* What you have to do *
Give back each entry unchanged, minus pictures.

— begin Raw records —

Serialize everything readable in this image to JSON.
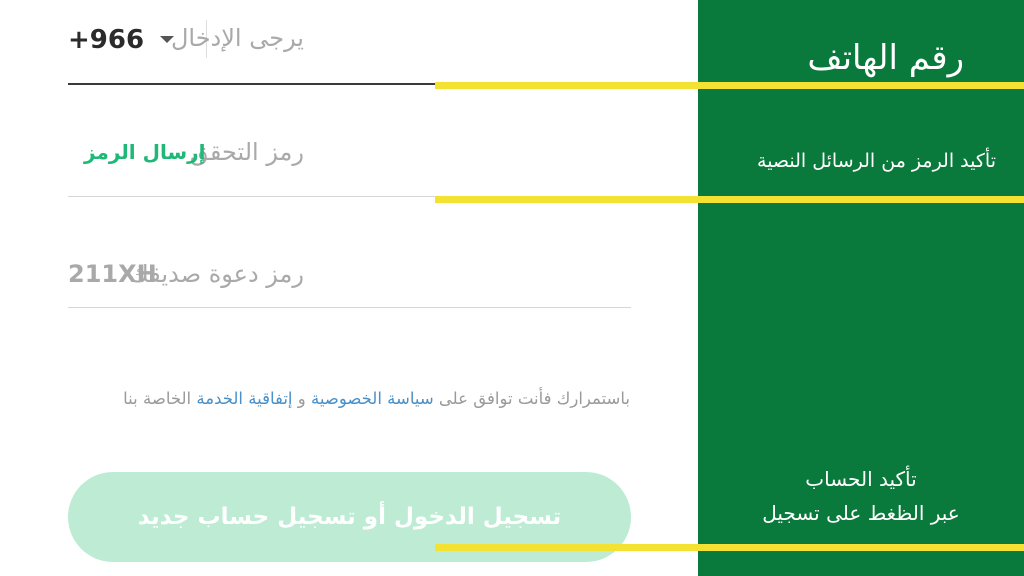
{
  "phone": {
    "country_code": "+966",
    "placeholder": "يرجى الإدخال"
  },
  "verification": {
    "placeholder": "رمز التحقق",
    "send_code_label": "إرسال الرمز"
  },
  "invite": {
    "placeholder": "رمز دعوة صديقك",
    "value": "211XH"
  },
  "terms": {
    "prefix": "باستمرارك فأنت توافق على",
    "privacy_link": "سياسة الخصوصية",
    "conjunction": "و",
    "service_link": "إتفاقية الخدمة",
    "suffix": "الخاصة بنا"
  },
  "login_button_label": "تسجيل الدخول أو تسجيل حساب جديد",
  "side_panel": {
    "phone_label": "رقم الهاتف",
    "sms_label": "تأكيد الرمز من الرسائل النصية",
    "confirm_line1": "تأكيد الحساب",
    "confirm_line2": "عبر الظغط على تسجيل"
  },
  "colors": {
    "panel_green": "#0a7a3c",
    "accent_green": "#1fb877",
    "button_disabled": "#bdebd4",
    "link_blue": "#4a90c8",
    "callout_yellow": "#f3e232"
  }
}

— end Raw records —

* Output of the task *
Serialize everything readable in this image to JSON.
{
  "phone": {
    "country_code": "+966",
    "placeholder": "يرجى الإدخال"
  },
  "verification": {
    "placeholder": "رمز التحقق",
    "send_code_label": "إرسال الرمز"
  },
  "invite": {
    "placeholder": "رمز دعوة صديقك",
    "value": "211XH"
  },
  "terms": {
    "prefix": "باستمرارك فأنت توافق على",
    "privacy_link": "سياسة الخصوصية",
    "conjunction": "و",
    "service_link": "إتفاقية الخدمة",
    "suffix": "الخاصة بنا"
  },
  "login_button_label": "تسجيل الدخول أو تسجيل حساب جديد",
  "side_panel": {
    "phone_label": "رقم الهاتف",
    "sms_label": "تأكيد الرمز من الرسائل النصية",
    "confirm_line1": "تأكيد الحساب",
    "confirm_line2": "عبر الظغط على تسجيل"
  },
  "colors": {
    "panel_green": "#0a7a3c",
    "accent_green": "#1fb877",
    "button_disabled": "#bdebd4",
    "link_blue": "#4a90c8",
    "callout_yellow": "#f3e232"
  }
}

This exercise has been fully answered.